======== EXTRACT TO READ ========
Nature Machine Intelligence Publishes Intel Labs’ Neuromorphic Research on Visual Perception

Posted on behalf of authors Paxon Frady and Friedrich T. Sommer, research scientists in the Neuromorphic Computing Lab at Intel Labs.

Highlights

• Two Intel Labs research papers present novel neuromorphic computing solutions using Intel’s Loihi neuromorphic research chip to solve robotics visual perception problems with scene understanding and visual odometry in the June 2024 issue of Nature Machine Intelligence.
• Intel Labs collaborated with researchers at Forschungszentrum Jülich, University of Aachen, University of Zürich and ETH Zürich, ZHAW Wädenswil, Accenture Labs, and Redwood Center for Theoretical Neuroscience at UC Berkeley.
• Researchers used a new neural network architecture called resonator networks to efficiently solve inference problems through recurrent network dynamics. When combined with energy-efficient neuromorphic hardware, resonator networks can act as a perceptual engine for mobile devices. The research will enable drones, satellites, and other energy-constrained edge devices to analyze sensor input in ways that resemble perception in animals and humans.
  
  

Two Intel Labs research papers present novel neuromorphic computing solutions using Intel’s Loihi neuromorphic research chip to solve robotics visual perception problems in scene understanding and visual odometry (VO). Published in the June 2024 issue of Nature Machine Intelligence, the studies resulted from collaborations between researchers at Intel Labs and Forschungszentrum Jülich, University of Aachen, University of Zürich and ETH Zürich, ZHAW Wädenswil, Accenture Labs, and Redwood Center for Theoretical Neuroscience at UC Berkeley.
======== DATASET CONTENT ========
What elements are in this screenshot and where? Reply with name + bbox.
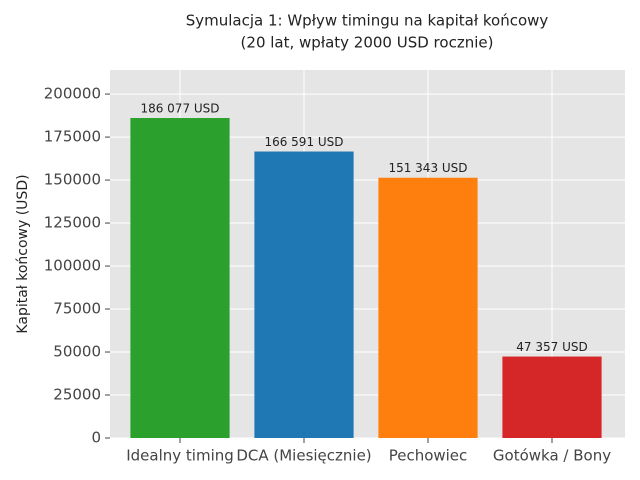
y-tick-label: 0 — [91, 429, 101, 447]
value-label: 186 077 USD — [140, 102, 219, 116]
chart-title: Symulacja 1: Wpływ timingu na kapitał ko… — [186, 12, 549, 30]
bar — [378, 177, 478, 438]
y-tick-label: 50000 — [53, 343, 101, 361]
y-tick-label: 150000 — [44, 171, 101, 189]
y-tick-label: 25000 — [53, 386, 101, 404]
y-tick-label: 75000 — [53, 300, 101, 318]
value-label: 151 343 USD — [388, 161, 467, 175]
value-label: 47 357 USD — [516, 340, 587, 354]
chart-subtitle: (20 lat, wpłaty 2000 USD rocznie) — [241, 34, 494, 52]
y-tick-label: 175000 — [44, 128, 101, 146]
y-tick-label: 200000 — [44, 85, 101, 103]
y-tick-label: 125000 — [44, 214, 101, 232]
x-tick-label: Gotówka / Bony — [493, 447, 611, 465]
x-tick-label: Pechowiec — [389, 447, 468, 465]
y-tick-label: 100000 — [44, 257, 101, 275]
value-label: 166 591 USD — [264, 135, 343, 149]
bar — [130, 118, 230, 438]
bar — [502, 356, 602, 438]
bar — [254, 151, 354, 438]
y-axis-label: Kapitał końcowy (USD) — [15, 174, 31, 333]
x-tick-label: Idealny timing — [126, 447, 234, 465]
x-tick-label: DCA (Miesięcznie) — [236, 447, 371, 465]
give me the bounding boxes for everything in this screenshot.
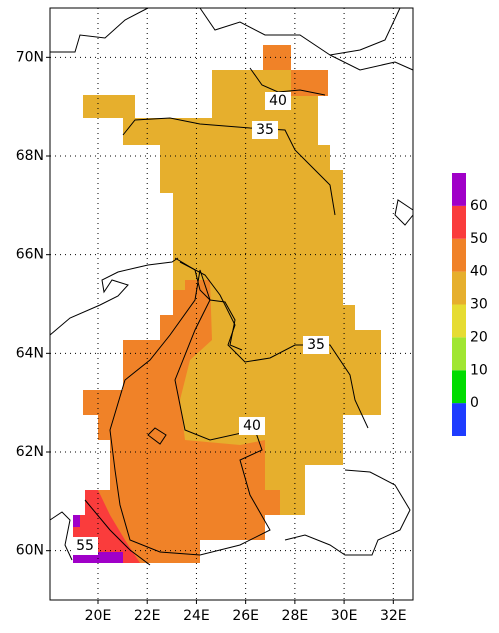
lon-tick-label: 22E xyxy=(134,608,161,624)
contour-labels: 40 35 35 40 55 xyxy=(72,92,329,555)
colorbar-swatch xyxy=(452,337,466,371)
contour-line xyxy=(84,499,151,566)
region-40-50 xyxy=(263,45,328,96)
contour-label-box xyxy=(239,417,265,435)
grid xyxy=(50,8,413,600)
colorbar-swatch xyxy=(452,403,466,436)
lon-tick-label: 32E xyxy=(380,608,407,624)
contour-label-box xyxy=(303,336,329,354)
colorbar-label: 0 xyxy=(470,395,479,411)
coastline xyxy=(174,257,243,351)
colorbar-swatch xyxy=(452,173,466,206)
contour-label: 40 xyxy=(243,418,261,434)
shaded-regions xyxy=(73,45,381,563)
coastline xyxy=(394,199,414,226)
colorbar-swatch xyxy=(452,238,466,272)
contour-label-box xyxy=(252,121,278,139)
coastlines xyxy=(49,7,414,561)
coastline xyxy=(49,257,179,336)
contour-line xyxy=(179,261,369,429)
colorbar-swatch xyxy=(452,271,466,305)
lon-tick-label: 30E xyxy=(331,608,358,624)
colorbar-label: 40 xyxy=(470,264,488,280)
coastline xyxy=(50,7,149,53)
contour-label-box xyxy=(72,537,98,555)
contour-label: 35 xyxy=(256,122,274,138)
colorbar: 0 10 20 30 40 50 60 xyxy=(452,173,488,436)
lon-tick-label: 20E xyxy=(85,608,112,624)
coastline xyxy=(284,469,411,556)
contour-label: 35 xyxy=(307,337,325,353)
contour-line xyxy=(147,427,167,445)
region-60-plus xyxy=(73,515,80,527)
lat-tick-label: 68N xyxy=(16,148,44,164)
lat-tick-label: 60N xyxy=(16,543,44,559)
coastline xyxy=(49,511,73,561)
lon-tick-label: 26E xyxy=(232,608,259,624)
coastline xyxy=(329,54,414,71)
colorbar-swatch xyxy=(452,205,466,239)
lat-tick-label: 70N xyxy=(16,49,44,65)
lat-tick-label: 66N xyxy=(16,247,44,263)
contour-label: 55 xyxy=(76,538,94,554)
colorbar-label: 20 xyxy=(470,329,488,345)
contour-line xyxy=(109,269,271,556)
lat-tick-label: 62N xyxy=(16,444,44,460)
contour-label-box xyxy=(265,92,291,110)
colorbar-label: 10 xyxy=(470,362,488,378)
map-frame xyxy=(49,7,414,601)
colorbar-label: 60 xyxy=(470,198,488,214)
colorbar-label: 50 xyxy=(470,231,488,247)
lon-tick-label: 28E xyxy=(282,608,309,624)
colorbar-swatch xyxy=(452,370,466,404)
region-40-50 xyxy=(83,280,280,563)
colorbar-label: 30 xyxy=(470,297,488,313)
coastline xyxy=(199,7,401,56)
lat-tick-label: 64N xyxy=(16,345,44,361)
contour-label: 40 xyxy=(269,93,287,109)
lon-tick-label: 24E xyxy=(183,608,210,624)
colorbar-swatch xyxy=(452,304,466,338)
========
Can you extend the article on Intel Labs' neuromorphic research in visual perception, picking up after its final sentence?

* _RESULT FOR THIS EXERCISE_
The first paper develops a new approach to visual perception and scene understanding using resonator networks, a new type of neural network. The research describes how resonator networks can infer the identity and properties such as shape, color, and pose of objects in a scene from a given visual input. The companion paper demonstrates how resonator networks can be used in real-world tasks for visual odometry in robotics. Visual odometry uses data from cameras to estimate changes in position over time in robotics applications. When combined with energy-efficient Loihi neuromorphic hardware, resonator networks can act as a perceptual engine for mobile devices. The research will enable drones, satellites, and other energy-constrained edge devices to analyze sensor input in ways that resemble perception in animals and humans.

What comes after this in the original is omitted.